* WRITTEN INSTRUCTION *
All records below must be retyped exactly.

* INPUT RECORDS *

● ● ● ● ●

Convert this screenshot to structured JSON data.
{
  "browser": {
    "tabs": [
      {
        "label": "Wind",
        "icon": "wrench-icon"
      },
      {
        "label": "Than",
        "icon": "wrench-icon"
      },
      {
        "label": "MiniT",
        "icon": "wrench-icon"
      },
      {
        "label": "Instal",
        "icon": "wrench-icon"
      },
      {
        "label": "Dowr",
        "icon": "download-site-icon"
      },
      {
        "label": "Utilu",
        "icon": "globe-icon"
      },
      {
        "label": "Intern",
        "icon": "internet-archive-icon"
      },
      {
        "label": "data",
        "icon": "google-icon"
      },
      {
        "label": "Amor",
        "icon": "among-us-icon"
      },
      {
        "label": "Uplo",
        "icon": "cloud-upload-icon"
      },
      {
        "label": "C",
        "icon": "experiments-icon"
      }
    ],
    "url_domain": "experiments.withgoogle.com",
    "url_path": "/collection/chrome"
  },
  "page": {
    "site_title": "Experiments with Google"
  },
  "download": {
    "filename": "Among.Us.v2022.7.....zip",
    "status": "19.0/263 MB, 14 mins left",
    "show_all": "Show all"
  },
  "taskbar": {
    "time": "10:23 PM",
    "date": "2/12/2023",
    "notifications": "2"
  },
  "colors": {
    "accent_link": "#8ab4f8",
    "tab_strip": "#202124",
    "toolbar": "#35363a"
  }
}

● ● ● ● ●

* TASK RESULT *
Convert this screenshot to structured JSON data.
{
  "browser": {
    "tabs": [
      {
        "label": "Wind",
        "icon": "wrench-icon"
      },
      {
        "label": "Than",
        "icon": "wrench-icon"
      },
      {
        "label": "MiniT",
        "icon": "wrench-icon"
      },
      {
        "label": "Instal",
        "icon": "wrench-icon"
      },
      {
        "label": "Dowr",
        "icon": "download-site-icon"
      },
      {
        "label": "Utilu",
        "icon": "globe-icon"
      },
      {
        "label": "Intern",
        "icon": "internet-archive-icon"
      },
      {
        "label": "data",
        "icon": "google-icon"
      },
      {
        "label": "Amor",
        "icon": "among-us-icon"
      },
      {
        "label": "Uplo",
        "icon": "cloud-upload-icon"
      },
      {
        "label": "C",
        "icon": "experiments-icon"
      }
    ],
    "url_domain": "experiments.withgoogle.com",
    "url_path": "/collection/chrome"
  },
  "page": {
    "site_title": "Experiments with Google"
  },
  "download": {
    "filename": "Among.Us.v2022.7.....zip",
    "status": "19.0/263 MB, 14 mins left",
    "show_all": "Show all"
  },
  "taskbar": {
    "time": "10:23 PM",
    "date": "2/12/2023",
    "notifications": "2"
  },
  "colors": {
    "accent_link": "#8ab4f8",
    "tab_strip": "#202124",
    "toolbar": "#35363a"
  }
}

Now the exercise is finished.